• **SOURCE RECORDS**

begin

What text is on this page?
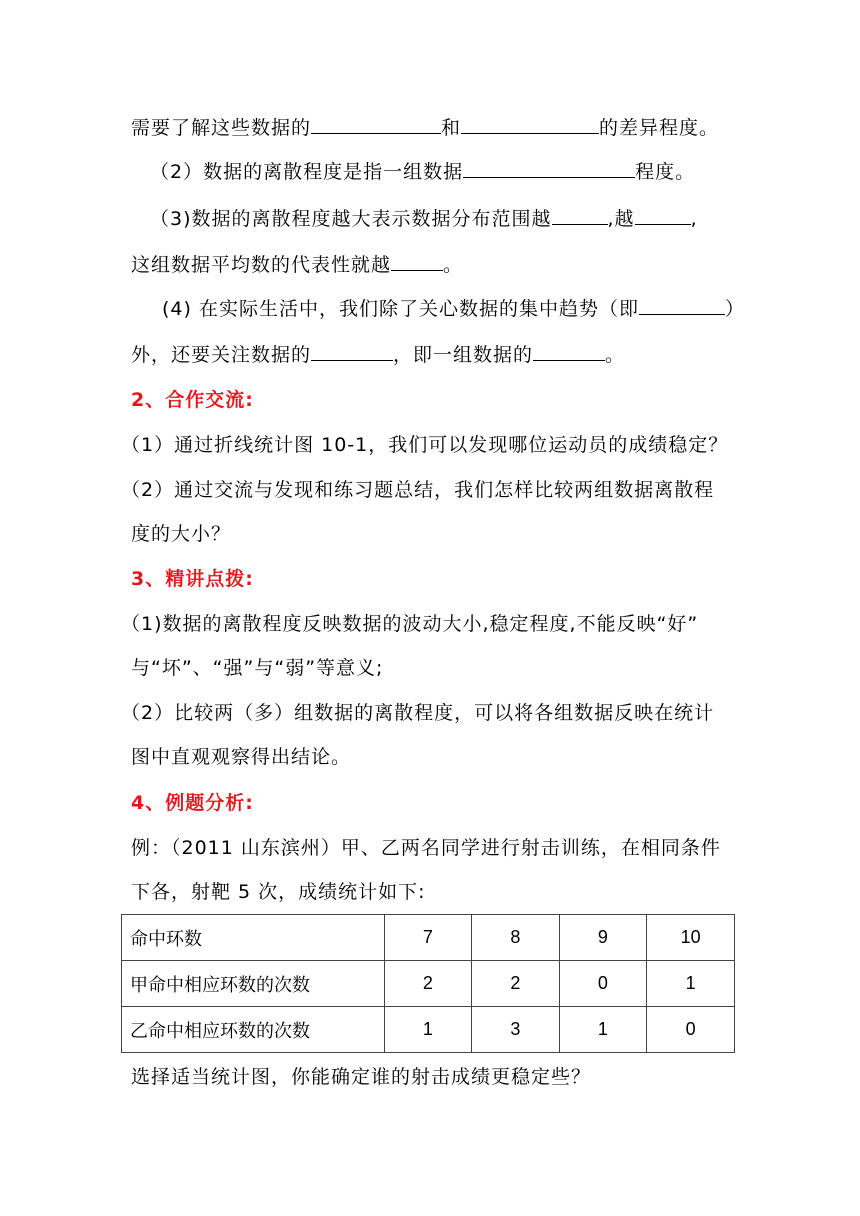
需要了解这些数据的	和	的差异程度。
（2）数据的离散程度是指一组数据	程度。
（3)数据的离散程度越大表示数据分布范围越	,越	,
这组数据平均数的代表性就越	。
(4) 在实际生活中，我们除了关心数据的集中趋势（即	）
外，还要关注数据的	，即一组数据的	。
2、合作交流:
（1）通过折线统计图 10-1，我们可以发现哪位运动员的成绩稳定？
（2）通过交流与发现和练习题总结，我们怎样比较两组数据离散程
度的大小？
3、精讲点拨:
（1)数据的离散程度反映数据的波动大小,稳定程度,不能反映“好”
与“坏”、“强”与“弱”等意义;
（2）比较两（多）组数据的离散程度，可以将各组数据反映在统计
图中直观观察得出结论。
4、例题分析:
例：（2011 山东滨州）甲、乙两名同学进行射击训练，在相同条件
下各，射靶 5 次，成绩统计如下:
命中环数	7	8	9	10
甲命中相应环数的次数	2	2	0	1
乙命中相应环数的次数	1	3	1	0
选择适当统计图，你能确定谁的射击成绩更稳定些？
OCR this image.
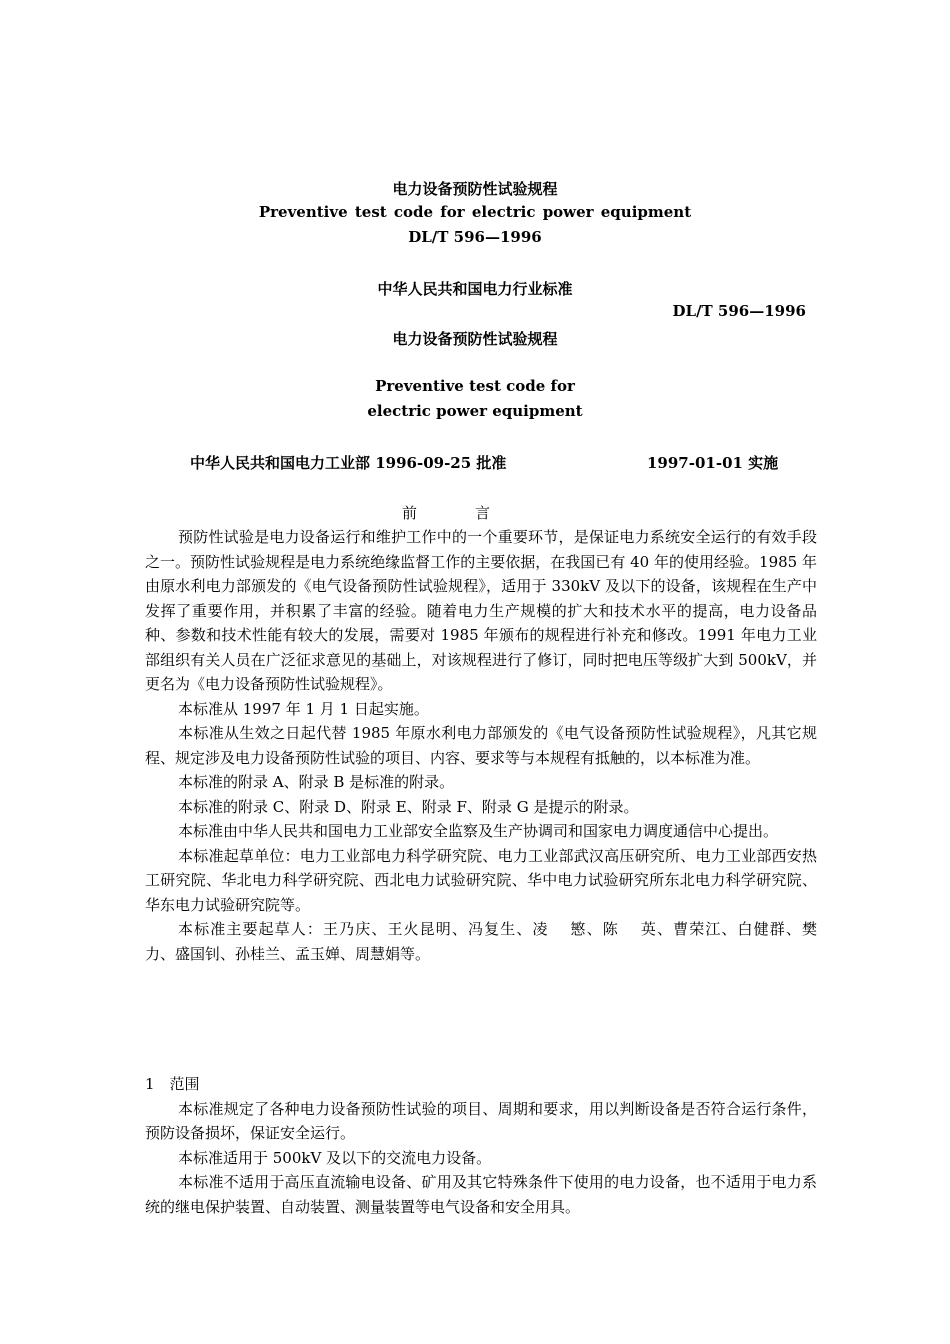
电力设备预防性试验规程
Preventive test code for electric power equipment
DL/T 596—1996
中华人民共和国电力行业标准
DL/T 596—1996
电力设备预防性试验规程
Preventive test code for
electric power equipment
中华人民共和国电力工业部 1996-09-25 批准	1997-01-01 实施
前言

预防性试验是电力设备运行和维护工作中的一个重要环节，是保证电力系统安全运行的有效手段之一。预防性试验规程是电力系统绝缘监督工作的主要依据，在我国已有 40 年的使用经验。1985 年由原水利电力部颁发的《电气设备预防性试验规程》，适用于 330kV 及以下的设备，该规程在生产中发挥了重要作用，并积累了丰富的经验。随着电力生产规模的扩大和技术水平的提高，电力设备品种、参数和技术性能有较大的发展，需要对 1985 年颁布的规程进行补充和修改。1991 年电力工业部组织有关人员在广泛征求意见的基础上，对该规程进行了修订，同时把电压等级扩大到 500kV，并更名为《电力设备预防性试验规程》。

本标准从 1997 年 1 月 1 日起实施。

本标准从生效之日起代替 1985 年原水利电力部颁发的《电气设备预防性试验规程》，凡其它规程、规定涉及电力设备预防性试验的项目、内容、要求等与本规程有抵触的，以本标准为准。

本标准的附录 A、附录 B 是标准的附录。

本标准的附录 C、附录 D、附录 E、附录 F、附录 G 是提示的附录。

本标准由中华人民共和国电力工业部安全监察及生产协调司和国家电力调度通信中心提出。

本标准起草单位：电力工业部电力科学研究院、电力工业部武汉高压研究所、电力工业部西安热工研究院、华北电力科学研究院、西北电力试验研究院、华中电力试验研究所东北电力科学研究院、华东电力试验研究院等。

本标准主要起草人：王乃庆、王火昆明、冯复生、凌　 慜、陈　 英、曹荣江、白健群、樊　力、盛国钊、孙桂兰、孟玉婵、周慧娟等。

1　范围

本标准规定了各种电力设备预防性试验的项目、周期和要求，用以判断设备是否符合运行条件，预防设备损坏，保证安全运行。

本标准适用于 500kV 及以下的交流电力设备。

本标准不适用于高压直流输电设备、矿用及其它特殊条件下使用的电力设备，也不适用于电力系统的继电保护装置、自动装置、测量装置等电气设备和安全用具。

end

• **AIM OF THE EXERCISE**
Take each line containing the string "本标准的附录" and copy it out.

• **OUTPUT OF THE EXERCISE**
本标准的附录 A、附录 B 是标准的附录。
本标准的附录 C、附录 D、附录 E、附录 F、附录 G 是提示的附录。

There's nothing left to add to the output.